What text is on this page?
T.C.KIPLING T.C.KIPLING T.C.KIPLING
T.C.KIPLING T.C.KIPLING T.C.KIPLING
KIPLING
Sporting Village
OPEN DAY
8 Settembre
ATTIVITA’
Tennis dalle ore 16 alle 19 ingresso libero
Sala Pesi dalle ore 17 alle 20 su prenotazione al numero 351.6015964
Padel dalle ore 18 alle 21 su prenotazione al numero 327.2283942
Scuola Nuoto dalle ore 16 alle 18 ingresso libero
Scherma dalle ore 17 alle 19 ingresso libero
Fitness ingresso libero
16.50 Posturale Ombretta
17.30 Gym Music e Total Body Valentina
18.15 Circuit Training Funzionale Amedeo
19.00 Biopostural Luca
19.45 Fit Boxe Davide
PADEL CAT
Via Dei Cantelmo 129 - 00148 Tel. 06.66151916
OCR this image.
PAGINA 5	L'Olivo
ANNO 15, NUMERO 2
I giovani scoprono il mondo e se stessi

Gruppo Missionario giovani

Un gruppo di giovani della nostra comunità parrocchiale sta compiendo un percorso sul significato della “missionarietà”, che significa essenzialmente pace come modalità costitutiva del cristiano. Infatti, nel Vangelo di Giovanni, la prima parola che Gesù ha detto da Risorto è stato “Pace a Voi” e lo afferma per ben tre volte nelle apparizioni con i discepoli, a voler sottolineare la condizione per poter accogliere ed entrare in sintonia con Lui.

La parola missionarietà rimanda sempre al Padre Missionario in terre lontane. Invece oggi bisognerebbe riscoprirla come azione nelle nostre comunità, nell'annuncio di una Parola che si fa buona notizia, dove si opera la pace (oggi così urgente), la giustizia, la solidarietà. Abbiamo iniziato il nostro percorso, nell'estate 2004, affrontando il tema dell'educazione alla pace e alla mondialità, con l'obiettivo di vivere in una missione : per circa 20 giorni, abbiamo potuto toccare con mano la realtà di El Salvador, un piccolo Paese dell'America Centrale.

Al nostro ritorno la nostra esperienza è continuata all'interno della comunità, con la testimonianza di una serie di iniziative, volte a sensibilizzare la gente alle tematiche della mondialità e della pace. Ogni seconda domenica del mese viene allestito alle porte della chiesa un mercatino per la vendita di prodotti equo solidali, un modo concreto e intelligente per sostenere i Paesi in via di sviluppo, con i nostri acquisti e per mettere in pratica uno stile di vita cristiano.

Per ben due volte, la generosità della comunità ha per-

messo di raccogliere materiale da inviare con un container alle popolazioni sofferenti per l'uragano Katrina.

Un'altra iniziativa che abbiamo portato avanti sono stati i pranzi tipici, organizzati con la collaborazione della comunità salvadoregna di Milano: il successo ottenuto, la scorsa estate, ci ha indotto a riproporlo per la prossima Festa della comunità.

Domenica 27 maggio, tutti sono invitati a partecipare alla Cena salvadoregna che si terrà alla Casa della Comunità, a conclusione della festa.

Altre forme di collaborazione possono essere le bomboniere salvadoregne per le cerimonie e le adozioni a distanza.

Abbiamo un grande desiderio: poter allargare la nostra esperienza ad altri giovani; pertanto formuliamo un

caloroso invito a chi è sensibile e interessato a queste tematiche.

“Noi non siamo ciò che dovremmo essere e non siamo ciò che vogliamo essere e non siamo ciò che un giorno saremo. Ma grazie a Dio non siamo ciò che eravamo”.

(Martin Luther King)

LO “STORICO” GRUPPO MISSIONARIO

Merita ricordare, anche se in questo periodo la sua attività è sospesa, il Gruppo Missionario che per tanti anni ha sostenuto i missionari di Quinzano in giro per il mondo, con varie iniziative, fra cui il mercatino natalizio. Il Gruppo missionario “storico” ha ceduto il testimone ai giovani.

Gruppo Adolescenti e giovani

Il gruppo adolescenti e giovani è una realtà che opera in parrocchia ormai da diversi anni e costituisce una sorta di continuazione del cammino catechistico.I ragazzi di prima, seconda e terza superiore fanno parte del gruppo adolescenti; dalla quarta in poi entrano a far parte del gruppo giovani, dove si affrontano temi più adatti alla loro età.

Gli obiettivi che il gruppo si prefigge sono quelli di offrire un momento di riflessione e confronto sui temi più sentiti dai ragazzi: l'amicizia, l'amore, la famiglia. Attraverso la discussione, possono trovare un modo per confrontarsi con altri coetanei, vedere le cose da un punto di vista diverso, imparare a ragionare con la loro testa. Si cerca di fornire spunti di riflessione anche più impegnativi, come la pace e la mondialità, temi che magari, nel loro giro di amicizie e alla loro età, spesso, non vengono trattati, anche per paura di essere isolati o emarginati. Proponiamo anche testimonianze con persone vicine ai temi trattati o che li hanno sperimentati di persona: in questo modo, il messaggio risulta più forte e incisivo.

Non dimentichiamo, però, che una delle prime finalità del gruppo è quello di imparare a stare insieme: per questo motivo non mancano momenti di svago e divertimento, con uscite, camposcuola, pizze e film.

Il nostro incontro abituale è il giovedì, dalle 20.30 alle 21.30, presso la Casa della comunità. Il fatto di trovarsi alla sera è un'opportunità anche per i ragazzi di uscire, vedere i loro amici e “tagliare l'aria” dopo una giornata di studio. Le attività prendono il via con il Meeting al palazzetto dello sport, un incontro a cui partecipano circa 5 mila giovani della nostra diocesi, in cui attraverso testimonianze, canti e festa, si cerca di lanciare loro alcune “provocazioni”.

####################

• _TASK TO COMPLETE_
Copy out each line in the listing that has the word "mondo".

• _OUTPUT_
I giovani scoprono il mondo e se stessi
Merita ricordare, anche se in questo periodo la sua attività è sospesa, il Gruppo Missionario che per tanti anni ha sostenuto i missionari di Quinzano in giro per il mondo, con varie iniziative, fra cui il mercatino natalizio. Il Gruppo missionario “storico” ha ceduto il testimone ai giovani.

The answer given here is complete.